| Selected text |
--------------------

Report: Clarus, OrbiMed pioneer paths to biotech VC victories

Venture firms have traveled a variety of new routes to limit risks and score returns in biotech, and the Wall Street Journal has covered how Clarus Ventures and OrbiMed Advisors have found potentially lucrative ways of investing in the pipelines of established pharma companies.

This might sound strange because pharma companies have deep pockets and the VC industry has been scrounging for capital to fund biotech investments. As the WSJ points out, however, pharma companies have limited budgets for certain R&D programs, providing an opening for venture outfits to gamble on additional clinical development of the pharma companies' assets without those drugmakers giving up ownership of the programs.

Clarus, for instance, has formed Edev and other vehicles that bet on compounds from drugmakers in exchange for success-based payments from corporate partners. As the article notes, Edev was formed several years ago and invested in a pharma company's development of an approved treatment in a new indication. (Clarus, as previously reported, has also invested in royalties on potential sales of ibrutinib, the breakthrough blood cancer drug from Johnson & Johnson and Pharmacyclics.)

--------------------

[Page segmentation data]
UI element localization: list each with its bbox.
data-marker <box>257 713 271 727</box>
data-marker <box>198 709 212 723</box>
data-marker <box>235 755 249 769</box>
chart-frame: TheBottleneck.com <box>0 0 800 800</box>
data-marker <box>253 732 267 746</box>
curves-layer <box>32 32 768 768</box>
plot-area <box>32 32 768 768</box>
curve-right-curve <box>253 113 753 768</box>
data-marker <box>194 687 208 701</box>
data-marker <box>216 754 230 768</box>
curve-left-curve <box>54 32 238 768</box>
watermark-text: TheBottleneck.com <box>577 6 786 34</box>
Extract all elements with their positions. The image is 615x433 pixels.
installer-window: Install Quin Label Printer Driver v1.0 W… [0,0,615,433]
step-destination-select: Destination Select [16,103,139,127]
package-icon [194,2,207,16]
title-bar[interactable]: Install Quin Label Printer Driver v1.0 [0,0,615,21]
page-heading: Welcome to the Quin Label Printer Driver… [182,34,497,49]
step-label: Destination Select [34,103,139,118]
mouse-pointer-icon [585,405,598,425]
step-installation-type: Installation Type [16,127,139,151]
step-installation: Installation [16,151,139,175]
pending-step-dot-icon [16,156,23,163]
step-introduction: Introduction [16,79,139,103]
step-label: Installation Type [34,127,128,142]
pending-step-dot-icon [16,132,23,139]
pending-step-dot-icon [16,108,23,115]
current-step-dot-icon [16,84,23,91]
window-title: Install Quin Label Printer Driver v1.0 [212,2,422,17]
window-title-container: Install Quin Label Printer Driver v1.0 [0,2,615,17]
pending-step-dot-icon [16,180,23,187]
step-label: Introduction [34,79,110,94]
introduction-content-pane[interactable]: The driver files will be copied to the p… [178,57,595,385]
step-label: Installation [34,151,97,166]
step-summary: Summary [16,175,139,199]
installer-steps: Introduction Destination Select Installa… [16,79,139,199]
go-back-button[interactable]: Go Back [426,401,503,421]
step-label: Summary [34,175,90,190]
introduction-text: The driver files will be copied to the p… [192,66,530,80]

--------------------

| What you need to do |
1: In the report on Clarus and OrbiMed, what do Edev and Clarus's other vehicles get from corporate partners in exchange for betting on drugmakers' compounds?
2: Write the next part of the report on Clarus and OrbiMed's biotech investing, picking up after its final sentence.

| Responses |
1: Success-based payments.

2:
OrbiMed has made a similar gambit to Edev with OxOnc Development, which the venture firm hatched this year to fund development of Pfizer's ($PFE) cancer drug Xalkori in Asia for genetically defined patients with lung cancer. OxOnc/OrbiMed stand to score payments from Pfizer based on the success of the program, the WSJ notes.

These strategies and others show how VC firms have become more creative in recent years, branching off from their traditional roles as startup backers to find ways to make money in the biopharma industry.